[Problem to work on]: Please copy the rows below without any change, beginning with the line that contains "download-json-label: JSON 다운로드" and ending with the line that contains "info-middle: 에 나열된 <box>274 147 329 162</box>", both included.

[Stored rows]:
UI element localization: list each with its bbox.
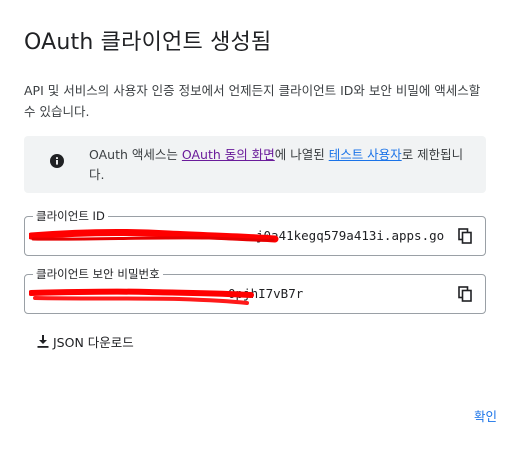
download-json-label: JSON 다운로드 <box>53 334 134 350</box>
info-text: OAuth 액세스는 OAuth 동의 화면에 나열된 테스트 사용자로 제한됩… <box>89 145 474 185</box>
info-prefix: OAuth 액세스는 <box>89 147 182 162</box>
info-notice: OAuth 액세스는 OAuth 동의 화면에 나열된 테스트 사용자로 제한됩… <box>24 136 486 193</box>
oauth-client-created-dialog: OAuth 클라이언트 생성됨 API 및 서비스의 사용자 인증 정보에서 언… <box>0 0 509 449</box>
info-icon <box>50 154 64 168</box>
info-middle: 에 나열된 <box>274 147 329 162</box>
oauth-consent-screen-link[interactable]: OAuth 동의 화면 <box>182 147 275 162</box>
client-secret-value[interactable]: 0pjhI7vB7r <box>34 286 444 302</box>
client-id-field[interactable]: 클라이언트 ID j0a41kegq579a413i.apps.googleus… <box>24 209 486 256</box>
dialog-description: API 및 서비스의 사용자 인증 정보에서 언제든지 클라이언트 ID와 보안… <box>24 83 481 119</box>
client-id-label: 클라이언트 ID <box>33 209 108 223</box>
copy-icon <box>458 286 472 302</box>
copy-client-secret-button[interactable] <box>455 284 475 304</box>
client-secret-field[interactable]: 클라이언트 보안 비밀번호 0pjhI7vB7r <box>24 267 486 314</box>
download-icon <box>37 334 49 348</box>
copy-client-id-button[interactable] <box>455 226 475 246</box>
download-json-button[interactable]: JSON 다운로드 <box>31 328 140 354</box>
copy-icon <box>458 228 472 244</box>
confirm-button[interactable]: 확인 <box>470 404 501 427</box>
client-id-value[interactable]: j0a41kegq579a413i.apps.googleusercontent… <box>34 228 444 244</box>
test-users-link[interactable]: 테스트 사용자 <box>329 147 402 162</box>
dialog-title: OAuth 클라이언트 생성됨 <box>24 30 272 55</box>
client-secret-label: 클라이언트 보안 비밀번호 <box>33 267 163 281</box>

[Output of the exercise]:
download-json-label: JSON 다운로드 <box>53 334 134 350</box>
info-text: OAuth 액세스는 OAuth 동의 화면에 나열된 테스트 사용자로 제한됩… <box>89 145 474 185</box>
info-prefix: OAuth 액세스는 <box>89 147 182 162</box>
info-notice: OAuth 액세스는 OAuth 동의 화면에 나열된 테스트 사용자로 제한됩… <box>24 136 486 193</box>
oauth-client-created-dialog: OAuth 클라이언트 생성됨 API 및 서비스의 사용자 인증 정보에서 언… <box>0 0 509 449</box>
info-icon <box>50 154 64 168</box>
info-middle: 에 나열된 <box>274 147 329 162</box>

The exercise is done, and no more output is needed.